GIVEN PROBLEM:
Where a line contains the word "JSON", copy that line.

-- Start of TASK INPUT --

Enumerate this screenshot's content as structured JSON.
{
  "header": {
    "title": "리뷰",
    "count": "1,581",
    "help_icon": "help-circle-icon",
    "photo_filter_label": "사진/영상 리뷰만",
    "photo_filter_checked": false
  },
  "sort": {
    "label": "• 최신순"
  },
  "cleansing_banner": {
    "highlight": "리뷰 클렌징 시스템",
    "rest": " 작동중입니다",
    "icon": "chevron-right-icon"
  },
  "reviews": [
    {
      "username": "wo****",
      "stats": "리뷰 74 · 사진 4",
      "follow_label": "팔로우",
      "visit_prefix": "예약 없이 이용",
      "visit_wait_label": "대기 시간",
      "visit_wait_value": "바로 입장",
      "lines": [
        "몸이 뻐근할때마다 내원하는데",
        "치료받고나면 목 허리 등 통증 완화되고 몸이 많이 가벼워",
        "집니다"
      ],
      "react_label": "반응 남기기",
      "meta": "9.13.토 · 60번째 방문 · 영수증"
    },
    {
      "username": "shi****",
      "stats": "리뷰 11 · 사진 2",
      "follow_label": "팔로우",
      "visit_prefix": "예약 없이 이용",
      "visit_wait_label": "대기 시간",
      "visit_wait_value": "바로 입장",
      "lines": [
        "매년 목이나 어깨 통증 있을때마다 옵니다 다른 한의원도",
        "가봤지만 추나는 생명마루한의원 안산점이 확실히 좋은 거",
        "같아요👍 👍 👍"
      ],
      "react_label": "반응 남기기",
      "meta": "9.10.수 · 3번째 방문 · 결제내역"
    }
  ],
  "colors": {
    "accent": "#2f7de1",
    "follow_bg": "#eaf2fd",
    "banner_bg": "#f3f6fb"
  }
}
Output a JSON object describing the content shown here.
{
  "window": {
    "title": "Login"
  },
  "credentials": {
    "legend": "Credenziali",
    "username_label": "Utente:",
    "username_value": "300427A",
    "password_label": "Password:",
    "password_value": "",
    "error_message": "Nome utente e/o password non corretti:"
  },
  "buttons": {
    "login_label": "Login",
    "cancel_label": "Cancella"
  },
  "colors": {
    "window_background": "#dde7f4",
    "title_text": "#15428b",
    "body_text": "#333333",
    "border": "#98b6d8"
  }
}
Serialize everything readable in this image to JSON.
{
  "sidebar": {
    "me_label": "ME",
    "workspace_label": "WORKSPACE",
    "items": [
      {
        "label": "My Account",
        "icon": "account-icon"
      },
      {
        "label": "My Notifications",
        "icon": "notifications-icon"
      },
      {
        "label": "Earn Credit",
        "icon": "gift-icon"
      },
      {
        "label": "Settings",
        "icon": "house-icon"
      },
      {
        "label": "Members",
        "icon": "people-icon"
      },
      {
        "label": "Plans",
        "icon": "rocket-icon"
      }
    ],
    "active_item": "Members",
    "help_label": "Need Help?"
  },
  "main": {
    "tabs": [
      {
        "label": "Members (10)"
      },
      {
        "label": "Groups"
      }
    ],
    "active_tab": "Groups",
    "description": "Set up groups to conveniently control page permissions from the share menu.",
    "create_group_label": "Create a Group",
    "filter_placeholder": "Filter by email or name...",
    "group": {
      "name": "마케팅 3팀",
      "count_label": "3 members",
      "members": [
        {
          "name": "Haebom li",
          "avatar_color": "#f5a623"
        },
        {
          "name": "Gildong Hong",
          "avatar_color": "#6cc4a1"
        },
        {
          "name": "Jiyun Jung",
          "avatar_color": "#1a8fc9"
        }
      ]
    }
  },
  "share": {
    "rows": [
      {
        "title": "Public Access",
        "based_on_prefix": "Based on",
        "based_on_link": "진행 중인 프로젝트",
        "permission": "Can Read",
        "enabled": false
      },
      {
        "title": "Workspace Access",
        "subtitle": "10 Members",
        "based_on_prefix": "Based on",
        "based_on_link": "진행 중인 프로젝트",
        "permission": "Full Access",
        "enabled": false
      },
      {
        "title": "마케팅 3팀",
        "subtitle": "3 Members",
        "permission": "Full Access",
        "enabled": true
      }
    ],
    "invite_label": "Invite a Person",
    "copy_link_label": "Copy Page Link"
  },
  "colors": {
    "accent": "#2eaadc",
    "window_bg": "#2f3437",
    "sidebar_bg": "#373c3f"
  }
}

-- End of TASK INPUT --
-- Start of TASK INPUT --

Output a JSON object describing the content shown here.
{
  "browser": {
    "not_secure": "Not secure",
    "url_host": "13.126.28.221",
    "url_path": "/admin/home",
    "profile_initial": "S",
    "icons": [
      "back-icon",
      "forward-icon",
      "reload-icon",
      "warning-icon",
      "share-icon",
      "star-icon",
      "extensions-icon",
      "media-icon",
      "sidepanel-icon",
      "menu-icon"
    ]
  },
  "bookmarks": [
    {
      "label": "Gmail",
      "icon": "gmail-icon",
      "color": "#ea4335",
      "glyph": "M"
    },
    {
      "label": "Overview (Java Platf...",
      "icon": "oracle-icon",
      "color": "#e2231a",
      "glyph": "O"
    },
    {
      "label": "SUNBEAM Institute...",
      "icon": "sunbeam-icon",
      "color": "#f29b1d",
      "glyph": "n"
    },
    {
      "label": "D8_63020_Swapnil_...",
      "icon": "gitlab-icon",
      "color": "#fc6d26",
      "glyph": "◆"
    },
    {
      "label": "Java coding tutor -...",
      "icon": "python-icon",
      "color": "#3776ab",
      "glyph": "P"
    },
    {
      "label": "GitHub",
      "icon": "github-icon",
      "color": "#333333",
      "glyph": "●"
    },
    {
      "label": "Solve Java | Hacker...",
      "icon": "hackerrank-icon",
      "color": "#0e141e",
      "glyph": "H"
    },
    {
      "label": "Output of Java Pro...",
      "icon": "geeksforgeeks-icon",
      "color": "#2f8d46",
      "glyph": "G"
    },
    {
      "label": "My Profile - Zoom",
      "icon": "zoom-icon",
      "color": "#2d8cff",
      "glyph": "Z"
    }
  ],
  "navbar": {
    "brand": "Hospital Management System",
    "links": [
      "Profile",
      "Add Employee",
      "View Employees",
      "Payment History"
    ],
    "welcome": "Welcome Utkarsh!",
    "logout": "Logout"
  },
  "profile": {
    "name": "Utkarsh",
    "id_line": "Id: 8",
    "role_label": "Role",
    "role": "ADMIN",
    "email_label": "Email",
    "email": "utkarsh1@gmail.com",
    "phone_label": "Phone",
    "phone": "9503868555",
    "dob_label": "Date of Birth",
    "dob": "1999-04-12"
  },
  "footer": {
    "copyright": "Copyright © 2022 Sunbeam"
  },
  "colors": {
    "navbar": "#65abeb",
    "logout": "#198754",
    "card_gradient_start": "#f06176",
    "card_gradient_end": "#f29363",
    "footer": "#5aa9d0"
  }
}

-- End of TASK INPUT --

EXERCISE SOLUTION:
Enumerate this screenshot's content as structured JSON.
Output a JSON object describing the content shown here.
Serialize everything readable in this image to JSON.
Output a JSON object describing the content shown here.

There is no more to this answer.